### [WHAT THIS EXERCISE ASKS]
A: Return the passage from the report on the London referendum vote, starting at "The Deputy Prime" and ending at "structures was published.".
B: List every number that appears in the report on the London referendum vote, whether written in words or in digits.

The Deputy Prime Minister, John Prescott, last night vowed that the referendum on a London mayor and an assembly would go ahead in May in spite of a government defeat by six votes in the House of Lords.

Mr Prescott attacked the hereditary peers for inflicting the defeat on the Government and seeking to frustrate proposals which are expected to have widespread popular support when the referendum takes place.

The Lords passed an amendment to the Greater London Authority (Referendum) Bill, by 128 to 122, calling for the poll to be delayed until eight weeks after the Government's legislation setting out its plans for the new structures was published.

Ministerial sources said it would delay the referendum beyond the millennium. But Mr Prescott immediately hit back, saying: "It is an anti-democratic vote denying Londoners the chance to make their choice next year, decided by a handful of unelected hereditary peers.

"We fully intend to come back to the Commons to restore the right of the electors to vote in a referendum in May this year."

### [GIVEN RECORDS]

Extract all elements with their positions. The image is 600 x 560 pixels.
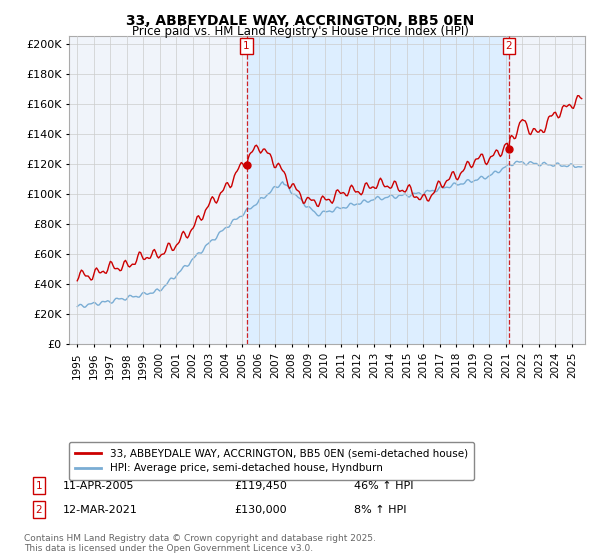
- Text: £130,000: £130,000: [234, 505, 287, 515]
- Bar: [247, 36, 509, 344]
- Legend: 33, ABBEYDALE WAY, ACCRINGTON, BB5 0EN (semi-detached house), HPI: Average price: 33, ABBEYDALE WAY, ACCRINGTON, BB5 0EN (…: [69, 442, 474, 480]
- Text: 2: 2: [506, 41, 512, 51]
- Text: 2: 2: [35, 505, 43, 515]
- Text: 46% ↑ HPI: 46% ↑ HPI: [354, 480, 413, 491]
- Text: 8% ↑ HPI: 8% ↑ HPI: [354, 505, 407, 515]
- Text: Contains HM Land Registry data © Crown copyright and database right 2025.
This d: Contains HM Land Registry data © Crown c…: [24, 534, 376, 553]
- Text: 33, ABBEYDALE WAY, ACCRINGTON, BB5 0EN: 33, ABBEYDALE WAY, ACCRINGTON, BB5 0EN: [126, 14, 474, 28]
- Text: 1: 1: [35, 480, 43, 491]
- Text: Price paid vs. HM Land Registry's House Price Index (HPI): Price paid vs. HM Land Registry's House …: [131, 25, 469, 38]
- Text: 1: 1: [243, 41, 250, 51]
- Text: 12-MAR-2021: 12-MAR-2021: [63, 505, 138, 515]
- Text: £119,450: £119,450: [234, 480, 287, 491]
- Text: 11-APR-2005: 11-APR-2005: [63, 480, 134, 491]
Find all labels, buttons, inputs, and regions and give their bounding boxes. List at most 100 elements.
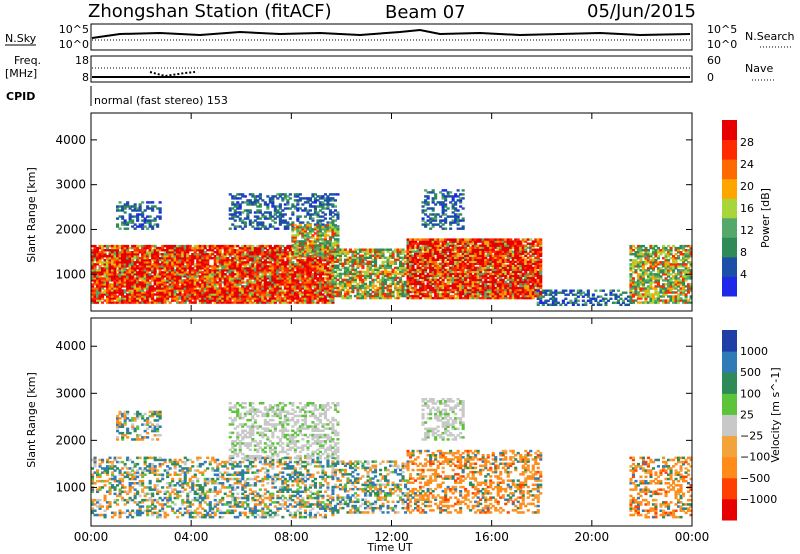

### [RESULTS OF THE EXERCISE]
A:
The Deputy Prime Minister, John Prescott, last night vowed that the referendum on a London mayor and an assembly would go ahead in May in spite of a government defeat by six votes in the House of Lords.

Mr Prescott attacked the hereditary peers for inflicting the defeat on the Government and seeking to frustrate proposals which are expected to have widespread popular support when the referendum takes place.

The Lords passed an amendment to the Greater London Authority (Referendum) Bill, by 128 to 122, calling for the poll to be delayed until eight weeks after the Government's legislation setting out its plans for the new structures was published.

B:
six
128
122
eight